- _DATASET EXCERPTS_
==========
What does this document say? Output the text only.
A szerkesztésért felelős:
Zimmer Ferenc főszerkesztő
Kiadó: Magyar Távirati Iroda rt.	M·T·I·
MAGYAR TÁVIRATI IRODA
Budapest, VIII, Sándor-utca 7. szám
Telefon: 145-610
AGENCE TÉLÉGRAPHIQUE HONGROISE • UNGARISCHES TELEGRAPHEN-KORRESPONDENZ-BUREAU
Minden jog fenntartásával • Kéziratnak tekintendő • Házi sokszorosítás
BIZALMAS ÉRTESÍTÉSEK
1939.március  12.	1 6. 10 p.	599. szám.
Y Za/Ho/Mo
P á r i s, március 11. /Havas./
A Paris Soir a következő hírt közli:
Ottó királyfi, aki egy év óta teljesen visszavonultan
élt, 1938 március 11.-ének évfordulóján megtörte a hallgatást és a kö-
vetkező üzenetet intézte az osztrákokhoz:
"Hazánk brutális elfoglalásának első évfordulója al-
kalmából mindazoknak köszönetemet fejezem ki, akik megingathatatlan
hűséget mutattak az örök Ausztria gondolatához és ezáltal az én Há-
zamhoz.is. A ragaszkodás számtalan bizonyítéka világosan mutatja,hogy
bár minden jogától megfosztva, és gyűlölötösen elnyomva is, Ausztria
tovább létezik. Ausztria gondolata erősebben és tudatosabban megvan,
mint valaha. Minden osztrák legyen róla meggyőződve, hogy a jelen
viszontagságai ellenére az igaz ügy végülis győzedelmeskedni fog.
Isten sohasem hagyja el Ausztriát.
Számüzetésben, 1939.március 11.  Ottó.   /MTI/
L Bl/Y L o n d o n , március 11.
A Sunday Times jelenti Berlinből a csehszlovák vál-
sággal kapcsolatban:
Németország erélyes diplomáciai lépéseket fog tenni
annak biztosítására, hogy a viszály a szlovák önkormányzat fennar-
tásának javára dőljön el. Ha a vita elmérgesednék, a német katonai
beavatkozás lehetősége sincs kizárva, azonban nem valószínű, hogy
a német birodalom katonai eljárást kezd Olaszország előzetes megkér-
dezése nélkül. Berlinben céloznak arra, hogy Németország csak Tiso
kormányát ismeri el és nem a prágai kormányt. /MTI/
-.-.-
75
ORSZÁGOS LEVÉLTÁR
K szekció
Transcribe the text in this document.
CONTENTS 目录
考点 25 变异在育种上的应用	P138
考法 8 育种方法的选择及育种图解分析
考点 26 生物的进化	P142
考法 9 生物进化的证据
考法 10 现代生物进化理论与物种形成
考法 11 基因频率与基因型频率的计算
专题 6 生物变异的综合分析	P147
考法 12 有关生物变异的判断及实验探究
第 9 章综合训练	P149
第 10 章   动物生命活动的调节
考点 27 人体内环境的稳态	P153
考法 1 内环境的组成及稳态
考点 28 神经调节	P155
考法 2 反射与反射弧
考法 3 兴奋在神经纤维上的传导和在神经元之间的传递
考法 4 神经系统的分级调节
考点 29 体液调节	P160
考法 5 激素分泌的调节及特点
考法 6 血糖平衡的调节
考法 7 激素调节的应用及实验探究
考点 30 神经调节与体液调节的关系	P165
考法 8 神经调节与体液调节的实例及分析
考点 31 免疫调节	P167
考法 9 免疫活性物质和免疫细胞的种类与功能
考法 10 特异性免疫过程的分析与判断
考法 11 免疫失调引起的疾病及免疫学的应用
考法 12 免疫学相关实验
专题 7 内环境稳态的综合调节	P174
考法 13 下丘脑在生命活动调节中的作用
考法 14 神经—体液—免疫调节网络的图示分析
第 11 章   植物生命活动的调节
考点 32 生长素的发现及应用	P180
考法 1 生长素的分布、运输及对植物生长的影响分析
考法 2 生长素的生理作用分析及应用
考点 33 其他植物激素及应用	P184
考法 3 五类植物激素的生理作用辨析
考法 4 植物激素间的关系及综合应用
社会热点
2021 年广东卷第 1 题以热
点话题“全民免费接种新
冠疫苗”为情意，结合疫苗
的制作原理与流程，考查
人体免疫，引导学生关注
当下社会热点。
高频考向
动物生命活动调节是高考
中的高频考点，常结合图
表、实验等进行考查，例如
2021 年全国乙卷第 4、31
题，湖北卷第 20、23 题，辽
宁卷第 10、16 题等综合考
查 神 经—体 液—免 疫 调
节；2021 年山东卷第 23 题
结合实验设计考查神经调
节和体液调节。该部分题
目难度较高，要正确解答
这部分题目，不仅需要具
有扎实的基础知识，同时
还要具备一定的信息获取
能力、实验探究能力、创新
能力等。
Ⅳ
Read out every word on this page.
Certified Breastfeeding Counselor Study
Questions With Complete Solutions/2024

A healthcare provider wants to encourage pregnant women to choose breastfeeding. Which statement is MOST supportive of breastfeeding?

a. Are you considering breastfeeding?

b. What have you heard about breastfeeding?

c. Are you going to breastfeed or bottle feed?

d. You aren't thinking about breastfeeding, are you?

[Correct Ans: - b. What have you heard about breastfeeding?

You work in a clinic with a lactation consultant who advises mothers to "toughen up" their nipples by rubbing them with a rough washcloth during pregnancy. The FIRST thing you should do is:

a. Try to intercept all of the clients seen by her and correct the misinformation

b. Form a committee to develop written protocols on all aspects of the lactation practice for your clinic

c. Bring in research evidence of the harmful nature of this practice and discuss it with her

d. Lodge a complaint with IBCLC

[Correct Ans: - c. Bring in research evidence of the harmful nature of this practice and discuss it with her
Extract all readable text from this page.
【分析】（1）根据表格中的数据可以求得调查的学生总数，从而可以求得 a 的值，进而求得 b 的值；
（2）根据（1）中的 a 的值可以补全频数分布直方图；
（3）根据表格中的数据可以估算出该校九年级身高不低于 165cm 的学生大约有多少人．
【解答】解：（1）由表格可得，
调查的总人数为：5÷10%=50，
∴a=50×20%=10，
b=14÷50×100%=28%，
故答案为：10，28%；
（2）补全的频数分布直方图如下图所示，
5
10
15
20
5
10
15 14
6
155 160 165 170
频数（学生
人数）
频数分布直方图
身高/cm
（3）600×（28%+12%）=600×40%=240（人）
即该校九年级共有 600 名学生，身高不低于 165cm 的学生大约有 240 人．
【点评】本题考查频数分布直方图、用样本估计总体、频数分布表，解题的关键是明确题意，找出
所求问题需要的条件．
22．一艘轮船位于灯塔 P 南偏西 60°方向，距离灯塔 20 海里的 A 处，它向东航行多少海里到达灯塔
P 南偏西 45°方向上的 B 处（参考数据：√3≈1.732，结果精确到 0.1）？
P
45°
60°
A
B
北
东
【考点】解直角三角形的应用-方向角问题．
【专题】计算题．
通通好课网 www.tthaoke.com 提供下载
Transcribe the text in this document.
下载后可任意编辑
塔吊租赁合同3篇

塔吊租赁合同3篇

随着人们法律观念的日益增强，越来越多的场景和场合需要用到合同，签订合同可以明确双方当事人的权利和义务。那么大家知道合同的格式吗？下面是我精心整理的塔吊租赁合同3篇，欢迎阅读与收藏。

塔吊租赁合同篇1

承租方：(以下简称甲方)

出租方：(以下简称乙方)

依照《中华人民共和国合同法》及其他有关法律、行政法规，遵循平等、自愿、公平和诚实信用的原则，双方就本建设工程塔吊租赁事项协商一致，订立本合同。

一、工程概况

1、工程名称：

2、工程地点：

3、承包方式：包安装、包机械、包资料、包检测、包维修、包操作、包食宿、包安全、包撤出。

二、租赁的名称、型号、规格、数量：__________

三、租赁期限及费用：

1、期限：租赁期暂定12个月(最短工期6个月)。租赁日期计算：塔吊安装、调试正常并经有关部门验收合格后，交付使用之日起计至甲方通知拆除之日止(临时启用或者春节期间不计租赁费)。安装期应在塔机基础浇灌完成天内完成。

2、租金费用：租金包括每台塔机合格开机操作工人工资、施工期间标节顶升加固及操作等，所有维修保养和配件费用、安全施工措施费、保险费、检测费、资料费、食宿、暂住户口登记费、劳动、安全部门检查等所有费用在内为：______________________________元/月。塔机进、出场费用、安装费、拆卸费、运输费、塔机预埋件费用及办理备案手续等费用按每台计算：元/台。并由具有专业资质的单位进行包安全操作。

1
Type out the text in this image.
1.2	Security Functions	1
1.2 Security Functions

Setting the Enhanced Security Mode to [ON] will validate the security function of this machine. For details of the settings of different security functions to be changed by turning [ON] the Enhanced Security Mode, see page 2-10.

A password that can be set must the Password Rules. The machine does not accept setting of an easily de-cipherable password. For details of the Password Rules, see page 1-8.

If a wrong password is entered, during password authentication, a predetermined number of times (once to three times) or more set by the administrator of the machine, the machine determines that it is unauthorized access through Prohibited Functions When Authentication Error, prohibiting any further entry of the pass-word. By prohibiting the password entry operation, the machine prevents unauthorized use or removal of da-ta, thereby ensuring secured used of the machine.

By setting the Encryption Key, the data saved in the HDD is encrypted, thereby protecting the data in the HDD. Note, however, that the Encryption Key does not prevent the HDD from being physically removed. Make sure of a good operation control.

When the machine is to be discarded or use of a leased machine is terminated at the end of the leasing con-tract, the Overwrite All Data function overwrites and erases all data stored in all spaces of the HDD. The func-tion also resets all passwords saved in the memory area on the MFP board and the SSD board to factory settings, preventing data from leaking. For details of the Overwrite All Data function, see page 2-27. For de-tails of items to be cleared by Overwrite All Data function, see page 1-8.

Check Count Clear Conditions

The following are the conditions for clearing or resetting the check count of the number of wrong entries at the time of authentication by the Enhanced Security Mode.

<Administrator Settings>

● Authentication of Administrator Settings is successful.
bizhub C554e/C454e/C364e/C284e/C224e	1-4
==========
- _GOAL OF THE EXERCISE_
Out of the records, collect only those lines that contain the string "operation".

- _SOLUTION_
If a wrong password is entered, during password authentication, a predetermined number of times (once to three times) or more set by the administrator of the machine, the machine determines that it is unauthorized access through Prohibited Functions When Authentication Error, prohibiting any further entry of the pass-word. By prohibiting the password entry operation, the machine prevents unauthorized use or removal of da-ta, thereby ensuring secured used of the machine.
By setting the Encryption Key, the data saved in the HDD is encrypted, thereby protecting the data in the HDD. Note, however, that the Encryption Key does not prevent the HDD from being physically removed. Make sure of a good operation control.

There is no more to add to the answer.